● **Short problem**: Please list each line of the records below that contains the word "point".

● **Given data**:
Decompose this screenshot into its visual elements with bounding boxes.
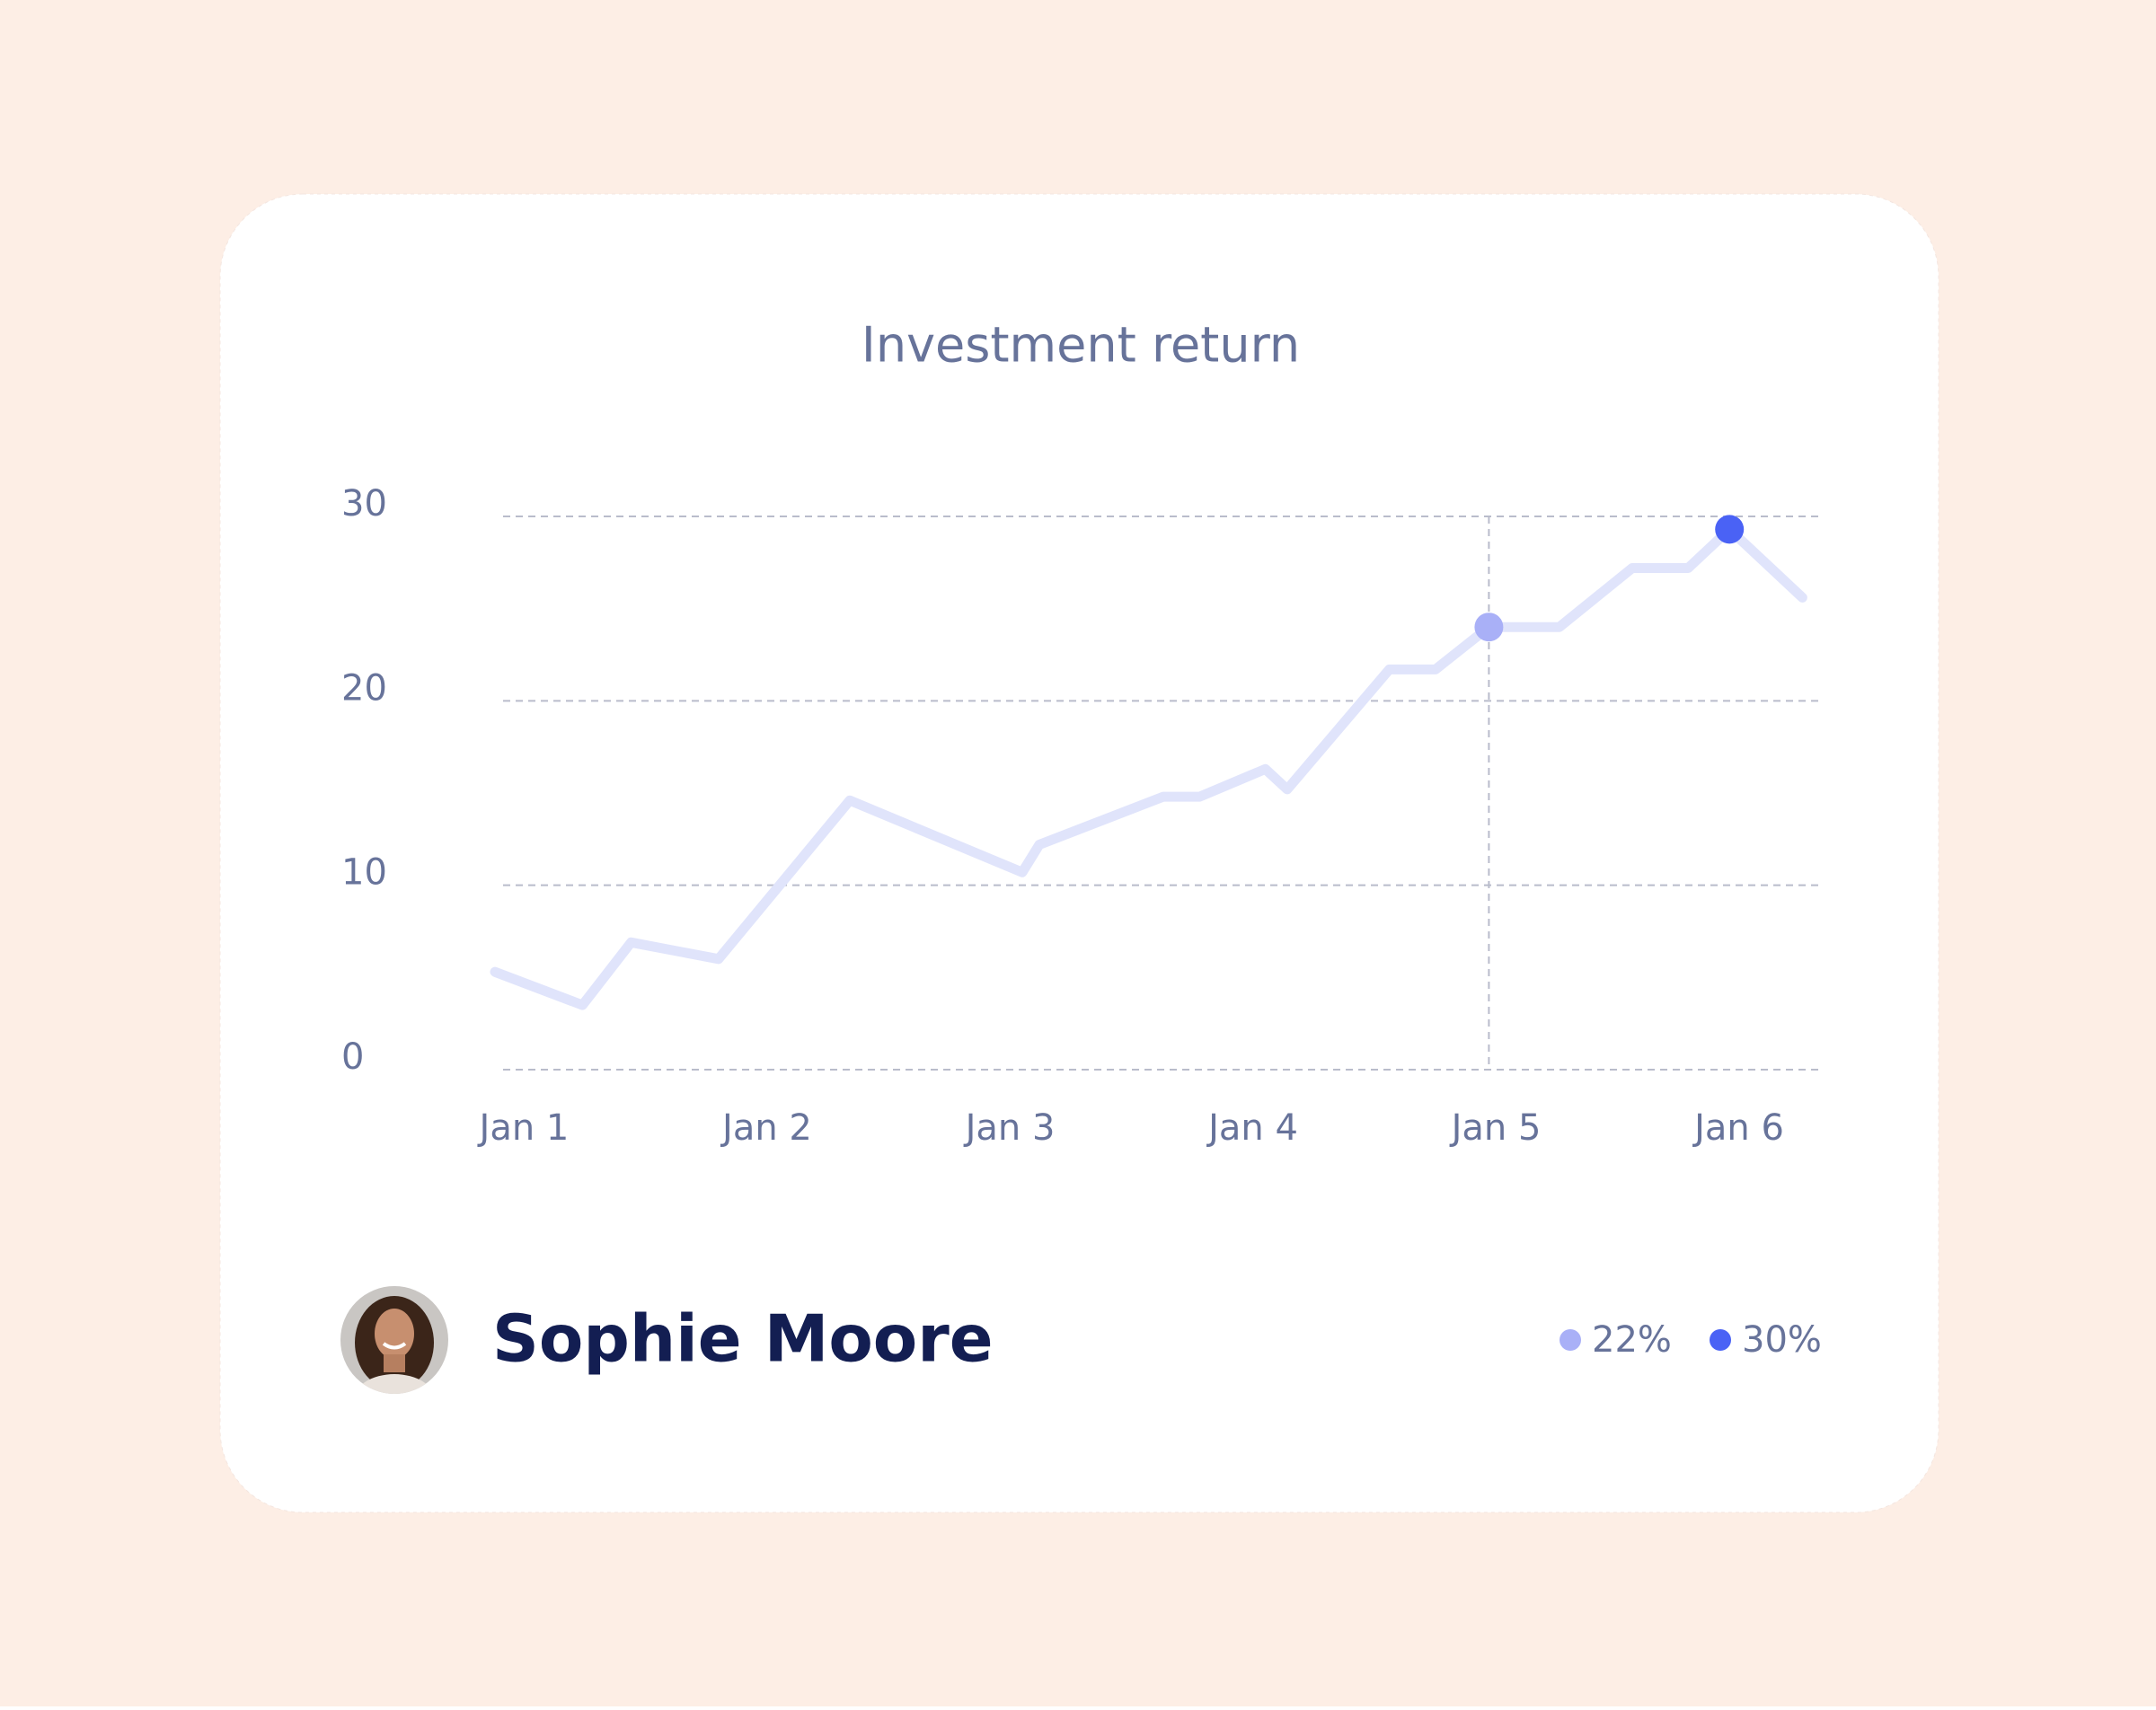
x-tick-label: Jan 6 (1692, 1107, 1784, 1149)
x-tick-label: Jan 1 (477, 1107, 570, 1149)
y-tick-label: 30 (341, 483, 387, 524)
highlight-point (1474, 613, 1504, 642)
y-tick-label: 20 (341, 667, 387, 709)
legend-label: 30% (1742, 1319, 1822, 1361)
profile-name: Sophie Moore (492, 1301, 994, 1377)
legend-label: 22% (1592, 1319, 1672, 1361)
y-tick-label: 10 (341, 852, 387, 894)
x-tick-label: Jan 4 (1206, 1107, 1298, 1149)
chart-title: Investment return (862, 317, 1300, 374)
legend-dot (1710, 1329, 1731, 1351)
x-tick-label: Jan 3 (963, 1107, 1056, 1149)
highlight-point (1715, 515, 1745, 544)
x-tick-label: Jan 5 (1449, 1107, 1542, 1149)
legend-dot (1560, 1329, 1581, 1351)
y-tick-label: 0 (341, 1036, 364, 1078)
card (219, 193, 1940, 1513)
avatar (340, 1286, 448, 1394)
line (490, 524, 1807, 1010)
x-tick-label: Jan 2 (720, 1107, 812, 1149)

● **Exercise answer**:
highlight-point (1474, 613, 1504, 642)
highlight-point (1715, 515, 1745, 544)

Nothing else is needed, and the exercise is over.